## [GIVEN INSTRUCTION]
Print every entry exactly as written.

[Part of a data file]
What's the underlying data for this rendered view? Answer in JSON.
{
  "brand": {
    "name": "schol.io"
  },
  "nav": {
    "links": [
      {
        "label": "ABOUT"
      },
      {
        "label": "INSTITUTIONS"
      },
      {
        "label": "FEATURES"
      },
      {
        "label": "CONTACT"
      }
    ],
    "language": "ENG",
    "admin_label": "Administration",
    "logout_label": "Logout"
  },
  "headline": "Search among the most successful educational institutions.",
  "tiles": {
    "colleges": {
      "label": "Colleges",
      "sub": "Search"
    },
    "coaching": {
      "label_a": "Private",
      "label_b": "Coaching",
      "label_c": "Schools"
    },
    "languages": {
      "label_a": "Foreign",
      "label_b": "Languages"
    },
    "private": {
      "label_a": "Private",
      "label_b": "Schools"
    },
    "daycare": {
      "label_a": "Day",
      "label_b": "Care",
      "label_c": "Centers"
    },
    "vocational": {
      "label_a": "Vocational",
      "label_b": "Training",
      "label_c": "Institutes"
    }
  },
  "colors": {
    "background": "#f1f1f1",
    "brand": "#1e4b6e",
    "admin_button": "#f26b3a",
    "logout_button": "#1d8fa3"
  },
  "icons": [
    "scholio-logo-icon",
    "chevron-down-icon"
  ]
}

## [FINISHED TASK]
What's the underlying data for this rendered view? Answer in JSON.
{
  "brand": {
    "name": "schol.io"
  },
  "nav": {
    "links": [
      {
        "label": "ABOUT"
      },
      {
        "label": "INSTITUTIONS"
      },
      {
        "label": "FEATURES"
      },
      {
        "label": "CONTACT"
      }
    ],
    "language": "ENG",
    "admin_label": "Administration",
    "logout_label": "Logout"
  },
  "headline": "Search among the most successful educational institutions.",
  "tiles": {
    "colleges": {
      "label": "Colleges",
      "sub": "Search"
    },
    "coaching": {
      "label_a": "Private",
      "label_b": "Coaching",
      "label_c": "Schools"
    },
    "languages": {
      "label_a": "Foreign",
      "label_b": "Languages"
    },
    "private": {
      "label_a": "Private",
      "label_b": "Schools"
    },
    "daycare": {
      "label_a": "Day",
      "label_b": "Care",
      "label_c": "Centers"
    },
    "vocational": {
      "label_a": "Vocational",
      "label_b": "Training",
      "label_c": "Institutes"
    }
  },
  "colors": {
    "background": "#f1f1f1",
    "brand": "#1e4b6e",
    "admin_button": "#f26b3a",
    "logout_button": "#1d8fa3"
  },
  "icons": [
    "scholio-logo-icon",
    "chevron-down-icon"
  ]
}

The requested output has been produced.